» Given exercise:
Reproduce each line exactly, including spacing and punctuation.

» Dataset records:
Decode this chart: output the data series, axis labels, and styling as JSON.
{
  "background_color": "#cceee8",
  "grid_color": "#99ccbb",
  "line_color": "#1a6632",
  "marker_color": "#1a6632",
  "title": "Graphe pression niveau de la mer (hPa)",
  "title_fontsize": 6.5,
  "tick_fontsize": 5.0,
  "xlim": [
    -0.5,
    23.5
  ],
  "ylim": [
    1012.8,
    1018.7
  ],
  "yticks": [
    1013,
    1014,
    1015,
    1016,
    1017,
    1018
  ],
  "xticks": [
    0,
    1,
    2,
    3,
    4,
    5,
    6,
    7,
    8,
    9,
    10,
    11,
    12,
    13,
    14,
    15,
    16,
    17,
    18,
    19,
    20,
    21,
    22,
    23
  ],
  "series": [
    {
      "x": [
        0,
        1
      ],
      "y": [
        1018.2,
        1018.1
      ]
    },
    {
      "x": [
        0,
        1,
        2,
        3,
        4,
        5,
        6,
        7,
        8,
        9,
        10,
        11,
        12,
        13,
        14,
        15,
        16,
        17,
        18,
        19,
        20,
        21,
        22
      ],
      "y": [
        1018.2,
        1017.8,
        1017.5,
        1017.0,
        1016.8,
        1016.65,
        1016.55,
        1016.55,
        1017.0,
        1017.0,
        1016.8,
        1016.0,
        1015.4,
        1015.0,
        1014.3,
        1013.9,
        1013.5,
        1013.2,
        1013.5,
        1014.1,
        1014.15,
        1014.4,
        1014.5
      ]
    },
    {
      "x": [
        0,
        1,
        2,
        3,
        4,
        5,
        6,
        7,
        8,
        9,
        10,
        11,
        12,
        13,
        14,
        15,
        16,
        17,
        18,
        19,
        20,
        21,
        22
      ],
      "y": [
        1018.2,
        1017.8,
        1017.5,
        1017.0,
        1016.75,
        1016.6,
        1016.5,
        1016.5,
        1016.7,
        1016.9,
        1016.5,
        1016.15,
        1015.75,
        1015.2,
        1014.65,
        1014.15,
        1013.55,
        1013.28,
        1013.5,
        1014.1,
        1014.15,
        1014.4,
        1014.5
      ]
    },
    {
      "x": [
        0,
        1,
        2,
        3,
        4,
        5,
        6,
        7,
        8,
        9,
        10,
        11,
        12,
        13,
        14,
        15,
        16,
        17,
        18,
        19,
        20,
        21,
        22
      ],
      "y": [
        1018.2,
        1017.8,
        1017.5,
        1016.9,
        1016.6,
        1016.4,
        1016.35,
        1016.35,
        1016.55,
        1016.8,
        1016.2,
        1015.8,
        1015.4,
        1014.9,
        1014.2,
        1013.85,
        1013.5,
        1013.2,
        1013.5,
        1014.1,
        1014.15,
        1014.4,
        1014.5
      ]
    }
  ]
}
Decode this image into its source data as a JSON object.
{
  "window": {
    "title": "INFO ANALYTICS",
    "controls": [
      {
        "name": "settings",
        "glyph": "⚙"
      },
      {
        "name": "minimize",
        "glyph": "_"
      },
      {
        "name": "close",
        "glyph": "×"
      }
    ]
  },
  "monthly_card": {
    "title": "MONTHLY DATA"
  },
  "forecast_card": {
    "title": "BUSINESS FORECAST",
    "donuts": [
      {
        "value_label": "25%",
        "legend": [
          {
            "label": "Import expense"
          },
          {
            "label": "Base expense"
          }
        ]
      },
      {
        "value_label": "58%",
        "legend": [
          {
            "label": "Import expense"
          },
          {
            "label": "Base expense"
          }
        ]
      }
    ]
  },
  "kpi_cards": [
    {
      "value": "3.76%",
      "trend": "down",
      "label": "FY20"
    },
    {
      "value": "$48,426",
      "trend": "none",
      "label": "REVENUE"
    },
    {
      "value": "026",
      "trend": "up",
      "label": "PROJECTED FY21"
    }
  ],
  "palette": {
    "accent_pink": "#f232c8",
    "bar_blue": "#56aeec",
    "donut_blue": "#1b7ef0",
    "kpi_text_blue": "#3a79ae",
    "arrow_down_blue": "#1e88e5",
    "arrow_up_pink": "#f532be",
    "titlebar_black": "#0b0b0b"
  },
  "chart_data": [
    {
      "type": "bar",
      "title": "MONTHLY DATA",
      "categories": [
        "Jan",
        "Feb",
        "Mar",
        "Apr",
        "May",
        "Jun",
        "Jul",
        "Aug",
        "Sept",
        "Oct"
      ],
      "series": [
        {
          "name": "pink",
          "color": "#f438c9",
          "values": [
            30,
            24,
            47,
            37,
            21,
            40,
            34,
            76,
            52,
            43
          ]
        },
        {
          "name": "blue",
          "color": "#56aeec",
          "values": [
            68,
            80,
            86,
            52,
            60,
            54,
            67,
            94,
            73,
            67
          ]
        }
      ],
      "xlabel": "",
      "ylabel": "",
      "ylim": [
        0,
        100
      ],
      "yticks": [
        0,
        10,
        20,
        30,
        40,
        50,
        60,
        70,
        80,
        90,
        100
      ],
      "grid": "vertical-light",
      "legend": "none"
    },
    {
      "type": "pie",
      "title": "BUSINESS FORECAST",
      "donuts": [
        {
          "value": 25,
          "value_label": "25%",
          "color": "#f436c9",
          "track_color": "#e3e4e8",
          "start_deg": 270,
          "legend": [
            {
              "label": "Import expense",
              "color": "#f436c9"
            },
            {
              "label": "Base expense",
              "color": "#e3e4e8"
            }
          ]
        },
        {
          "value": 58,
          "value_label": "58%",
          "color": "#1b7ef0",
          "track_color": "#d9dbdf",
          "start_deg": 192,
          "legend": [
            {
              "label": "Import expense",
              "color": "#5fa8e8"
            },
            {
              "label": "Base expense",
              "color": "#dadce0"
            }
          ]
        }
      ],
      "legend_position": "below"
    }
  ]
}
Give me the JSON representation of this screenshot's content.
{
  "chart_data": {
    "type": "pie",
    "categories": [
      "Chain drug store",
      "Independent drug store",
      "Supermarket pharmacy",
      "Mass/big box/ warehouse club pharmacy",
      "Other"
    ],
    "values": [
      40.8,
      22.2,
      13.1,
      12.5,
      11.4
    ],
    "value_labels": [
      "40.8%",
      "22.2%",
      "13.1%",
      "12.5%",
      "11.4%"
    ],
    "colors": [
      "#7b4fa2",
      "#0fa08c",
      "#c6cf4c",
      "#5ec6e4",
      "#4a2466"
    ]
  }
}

» Answer to the exercise:
Decode this chart: output the data series, axis labels, and styling as JSON.
{
  "background_color": "#cceee8",
  "grid_color": "#99ccbb",
  "line_color": "#1a6632",
  "marker_color": "#1a6632",
  "title": "Graphe pression niveau de la mer (hPa)",
  "title_fontsize": 6.5,
  "tick_fontsize": 5.0,
  "xlim": [
    -0.5,
    23.5
  ],
  "ylim": [
    1012.8,
    1018.7
  ],
  "yticks": [
    1013,
    1014,
    1015,
    1016,
    1017,
    1018
  ],
  "xticks": [
    0,
    1,
    2,
    3,
    4,
    5,
    6,
    7,
    8,
    9,
    10,
    11,
    12,
    13,
    14,
    15,
    16,
    17,
    18,
    19,
    20,
    21,
    22,
    23
  ],
  "series": [
    {
      "x": [
        0,
        1
      ],
      "y": [
        1018.2,
        1018.1
      ]
    },
    {
      "x": [
        0,
        1,
        2,
        3,
        4,
        5,
        6,
        7,
        8,
        9,
        10,
        11,
        12,
        13,
        14,
        15,
        16,
        17,
        18,
        19,
        20,
        21,
        22
      ],
      "y": [
        1018.2,
        1017.8,
        1017.5,
        1017.0,
        1016.8,
        1016.65,
        1016.55,
        1016.55,
        1017.0,
        1017.0,
        1016.8,
        1016.0,
        1015.4,
        1015.0,
        1014.3,
        1013.9,
        1013.5,
        1013.2,
        1013.5,
        1014.1,
        1014.15,
        1014.4,
        1014.5
      ]
    },
    {
      "x": [
        0,
        1,
        2,
        3,
        4,
        5,
        6,
        7,
        8,
        9,
        10,
        11,
        12,
        13,
        14,
        15,
        16,
        17,
        18,
        19,
        20,
        21,
        22
      ],
      "y": [
        1018.2,
        1017.8,
        1017.5,
        1017.0,
        1016.75,
        1016.6,
        1016.5,
        1016.5,
        1016.7,
        1016.9,
        1016.5,
        1016.15,
        1015.75,
        1015.2,
        1014.65,
        1014.15,
        1013.55,
        1013.28,
        1013.5,
        1014.1,
        1014.15,
        1014.4,
        1014.5
      ]
    },
    {
      "x": [
        0,
        1,
        2,
        3,
        4,
        5,
        6,
        7,
        8,
        9,
        10,
        11,
        12,
        13,
        14,
        15,
        16,
        17,
        18,
        19,
        20,
        21,
        22
      ],
      "y": [
        1018.2,
        1017.8,
        1017.5,
        1016.9,
        1016.6,
        1016.4,
        1016.35,
        1016.35,
        1016.55,
        1016.8,
        1016.2,
        1015.8,
        1015.4,
        1014.9,
        1014.2,
        1013.85,
        1013.5,
        1013.2,
        1013.5,
        1014.1,
        1014.15,
        1014.4,
        1014.5
      ]
    }
  ]
}
Decode this image into its source data as a JSON object.
{
  "window": {
    "title": "INFO ANALYTICS",
    "controls": [
      {
        "name": "settings",
        "glyph": "⚙"
      },
      {
        "name": "minimize",
        "glyph": "_"
      },
      {
        "name": "close",
        "glyph": "×"
      }
    ]
  },
  "monthly_card": {
    "title": "MONTHLY DATA"
  },
  "forecast_card": {
    "title": "BUSINESS FORECAST",
    "donuts": [
      {
        "value_label": "25%",
        "legend": [
          {
            "label": "Import expense"
          },
          {
            "label": "Base expense"
          }
        ]
      },
      {
        "value_label": "58%",
        "legend": [
          {
            "label": "Import expense"
          },
          {
            "label": "Base expense"
          }
        ]
      }
    ]
  },
  "kpi_cards": [
    {
      "value": "3.76%",
      "trend": "down",
      "label": "FY20"
    },
    {
      "value": "$48,426",
      "trend": "none",
      "label": "REVENUE"
    },
    {
      "value": "026",
      "trend": "up",
      "label": "PROJECTED FY21"
    }
  ],
  "palette": {
    "accent_pink": "#f232c8",
    "bar_blue": "#56aeec",
    "donut_blue": "#1b7ef0",
    "kpi_text_blue": "#3a79ae",
    "arrow_down_blue": "#1e88e5",
    "arrow_up_pink": "#f532be",
    "titlebar_black": "#0b0b0b"
  },
  "chart_data": [
    {
      "type": "bar",
      "title": "MONTHLY DATA",
      "categories": [
        "Jan",
        "Feb",
        "Mar",
        "Apr",
        "May",
        "Jun",
        "Jul",
        "Aug",
        "Sept",
        "Oct"
      ],
      "series": [
        {
          "name": "pink",
          "color": "#f438c9",
          "values": [
            30,
            24,
            47,
            37,
            21,
            40,
            34,
            76,
            52,
            43
          ]
        },
        {
          "name": "blue",
          "color": "#56aeec",
          "values": [
            68,
            80,
            86,
            52,
            60,
            54,
            67,
            94,
            73,
            67
          ]
        }
      ],
      "xlabel": "",
      "ylabel": "",
      "ylim": [
        0,
        100
      ],
      "yticks": [
        0,
        10,
        20,
        30,
        40,
        50,
        60,
        70,
        80,
        90,
        100
      ],
      "grid": "vertical-light",
      "legend": "none"
    },
    {
      "type": "pie",
      "title": "BUSINESS FORECAST",
      "donuts": [
        {
          "value": 25,
          "value_label": "25%",
          "color": "#f436c9",
          "track_color": "#e3e4e8",
          "start_deg": 270,
          "legend": [
            {
              "label": "Import expense",
              "color": "#f436c9"
            },
            {
              "label": "Base expense",
              "color": "#e3e4e8"
            }
          ]
        },
        {
          "value": 58,
          "value_label": "58%",
          "color": "#1b7ef0",
          "track_color": "#d9dbdf",
          "start_deg": 192,
          "legend": [
            {
              "label": "Import expense",
              "color": "#5fa8e8"
            },
            {
              "label": "Base expense",
              "color": "#dadce0"
            }
          ]
        }
      ],
      "legend_position": "below"
    }
  ]
}
Give me the JSON representation of this screenshot's content.
{
  "chart_data": {
    "type": "pie",
    "categories": [
      "Chain drug store",
      "Independent drug store",
      "Supermarket pharmacy",
      "Mass/big box/ warehouse club pharmacy",
      "Other"
    ],
    "values": [
      40.8,
      22.2,
      13.1,
      12.5,
      11.4
    ],
    "value_labels": [
      "40.8%",
      "22.2%",
      "13.1%",
      "12.5%",
      "11.4%"
    ],
    "colors": [
      "#7b4fa2",
      "#0fa08c",
      "#c6cf4c",
      "#5ec6e4",
      "#4a2466"
    ]
  }
}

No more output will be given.